==== PROVIDED RECORDS
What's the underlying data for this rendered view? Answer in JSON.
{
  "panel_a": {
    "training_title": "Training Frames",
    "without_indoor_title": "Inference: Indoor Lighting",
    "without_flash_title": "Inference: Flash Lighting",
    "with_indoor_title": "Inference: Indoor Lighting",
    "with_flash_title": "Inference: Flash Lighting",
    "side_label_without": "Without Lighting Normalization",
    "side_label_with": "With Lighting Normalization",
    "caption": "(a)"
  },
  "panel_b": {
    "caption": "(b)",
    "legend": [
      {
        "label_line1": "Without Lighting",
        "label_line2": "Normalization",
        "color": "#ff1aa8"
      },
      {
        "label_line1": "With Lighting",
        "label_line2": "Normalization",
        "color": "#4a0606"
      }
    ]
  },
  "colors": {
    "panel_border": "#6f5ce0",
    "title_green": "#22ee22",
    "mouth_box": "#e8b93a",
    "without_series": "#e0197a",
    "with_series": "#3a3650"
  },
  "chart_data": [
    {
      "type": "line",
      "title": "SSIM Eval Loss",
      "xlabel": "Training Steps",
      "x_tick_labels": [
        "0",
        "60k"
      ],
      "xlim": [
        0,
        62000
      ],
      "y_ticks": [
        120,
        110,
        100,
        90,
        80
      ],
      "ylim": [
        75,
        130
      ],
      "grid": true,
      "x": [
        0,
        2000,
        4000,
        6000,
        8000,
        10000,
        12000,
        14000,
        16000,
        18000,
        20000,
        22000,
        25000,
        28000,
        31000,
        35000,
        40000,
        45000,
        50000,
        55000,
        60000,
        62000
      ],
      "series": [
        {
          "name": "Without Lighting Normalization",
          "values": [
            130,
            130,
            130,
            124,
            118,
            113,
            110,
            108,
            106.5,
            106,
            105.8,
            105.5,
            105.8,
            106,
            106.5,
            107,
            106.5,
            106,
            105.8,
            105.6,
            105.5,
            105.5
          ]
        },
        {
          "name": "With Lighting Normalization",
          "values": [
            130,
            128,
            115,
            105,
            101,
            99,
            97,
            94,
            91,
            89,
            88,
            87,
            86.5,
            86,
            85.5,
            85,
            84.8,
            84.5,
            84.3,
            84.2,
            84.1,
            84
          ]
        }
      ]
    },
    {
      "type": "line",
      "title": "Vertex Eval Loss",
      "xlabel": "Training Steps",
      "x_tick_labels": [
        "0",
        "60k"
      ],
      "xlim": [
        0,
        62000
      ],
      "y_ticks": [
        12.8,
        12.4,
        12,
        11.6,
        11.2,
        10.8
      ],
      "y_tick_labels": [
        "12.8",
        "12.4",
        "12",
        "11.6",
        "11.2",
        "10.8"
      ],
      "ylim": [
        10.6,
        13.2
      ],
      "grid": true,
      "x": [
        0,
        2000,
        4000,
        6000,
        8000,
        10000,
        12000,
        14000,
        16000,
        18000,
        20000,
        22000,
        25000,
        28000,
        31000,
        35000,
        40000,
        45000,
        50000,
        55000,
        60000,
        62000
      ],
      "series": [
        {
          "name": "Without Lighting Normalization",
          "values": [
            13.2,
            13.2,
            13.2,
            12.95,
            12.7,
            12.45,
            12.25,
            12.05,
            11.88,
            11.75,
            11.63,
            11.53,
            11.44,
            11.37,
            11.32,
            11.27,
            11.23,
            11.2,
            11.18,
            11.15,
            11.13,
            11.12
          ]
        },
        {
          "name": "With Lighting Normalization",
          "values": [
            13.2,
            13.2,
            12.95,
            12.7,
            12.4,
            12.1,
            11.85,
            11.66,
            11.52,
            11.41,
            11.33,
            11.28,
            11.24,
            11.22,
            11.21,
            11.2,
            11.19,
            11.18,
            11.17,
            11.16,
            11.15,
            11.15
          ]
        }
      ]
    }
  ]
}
========
» TASK TO CARRY OUT: Reproduce the complete set of lines precisely as supplied.

» WORKED SOLUTION:
What's the underlying data for this rendered view? Answer in JSON.
{
  "panel_a": {
    "training_title": "Training Frames",
    "without_indoor_title": "Inference: Indoor Lighting",
    "without_flash_title": "Inference: Flash Lighting",
    "with_indoor_title": "Inference: Indoor Lighting",
    "with_flash_title": "Inference: Flash Lighting",
    "side_label_without": "Without Lighting Normalization",
    "side_label_with": "With Lighting Normalization",
    "caption": "(a)"
  },
  "panel_b": {
    "caption": "(b)",
    "legend": [
      {
        "label_line1": "Without Lighting",
        "label_line2": "Normalization",
        "color": "#ff1aa8"
      },
      {
        "label_line1": "With Lighting",
        "label_line2": "Normalization",
        "color": "#4a0606"
      }
    ]
  },
  "colors": {
    "panel_border": "#6f5ce0",
    "title_green": "#22ee22",
    "mouth_box": "#e8b93a",
    "without_series": "#e0197a",
    "with_series": "#3a3650"
  },
  "chart_data": [
    {
      "type": "line",
      "title": "SSIM Eval Loss",
      "xlabel": "Training Steps",
      "x_tick_labels": [
        "0",
        "60k"
      ],
      "xlim": [
        0,
        62000
      ],
      "y_ticks": [
        120,
        110,
        100,
        90,
        80
      ],
      "ylim": [
        75,
        130
      ],
      "grid": true,
      "x": [
        0,
        2000,
        4000,
        6000,
        8000,
        10000,
        12000,
        14000,
        16000,
        18000,
        20000,
        22000,
        25000,
        28000,
        31000,
        35000,
        40000,
        45000,
        50000,
        55000,
        60000,
        62000
      ],
      "series": [
        {
          "name": "Without Lighting Normalization",
          "values": [
            130,
            130,
            130,
            124,
            118,
            113,
            110,
            108,
            106.5,
            106,
            105.8,
            105.5,
            105.8,
            106,
            106.5,
            107,
            106.5,
            106,
            105.8,
            105.6,
            105.5,
            105.5
          ]
        },
        {
          "name": "With Lighting Normalization",
          "values": [
            130,
            128,
            115,
            105,
            101,
            99,
            97,
            94,
            91,
            89,
            88,
            87,
            86.5,
            86,
            85.5,
            85,
            84.8,
            84.5,
            84.3,
            84.2,
            84.1,
            84
          ]
        }
      ]
    },
    {
      "type": "line",
      "title": "Vertex Eval Loss",
      "xlabel": "Training Steps",
      "x_tick_labels": [
        "0",
        "60k"
      ],
      "xlim": [
        0,
        62000
      ],
      "y_ticks": [
        12.8,
        12.4,
        12,
        11.6,
        11.2,
        10.8
      ],
      "y_tick_labels": [
        "12.8",
        "12.4",
        "12",
        "11.6",
        "11.2",
        "10.8"
      ],
      "ylim": [
        10.6,
        13.2
      ],
      "grid": true,
      "x": [
        0,
        2000,
        4000,
        6000,
        8000,
        10000,
        12000,
        14000,
        16000,
        18000,
        20000,
        22000,
        25000,
        28000,
        31000,
        35000,
        40000,
        45000,
        50000,
        55000,
        60000,
        62000
      ],
      "series": [
        {
          "name": "Without Lighting Normalization",
          "values": [
            13.2,
            13.2,
            13.2,
            12.95,
            12.7,
            12.45,
            12.25,
            12.05,
            11.88,
            11.75,
            11.63,
            11.53,
            11.44,
            11.37,
            11.32,
            11.27,
            11.23,
            11.2,
            11.18,
            11.15,
            11.13,
            11.12
          ]
        },
        {
          "name": "With Lighting Normalization",
          "values": [
            13.2,
            13.2,
            12.95,
            12.7,
            12.4,
            12.1,
            11.85,
            11.66,
            11.52,
            11.41,
            11.33,
            11.28,
            11.24,
            11.22,
            11.21,
            11.2,
            11.19,
            11.18,
            11.17,
            11.16,
            11.15,
            11.15
          ]
        }
      ]
    }
  ]
}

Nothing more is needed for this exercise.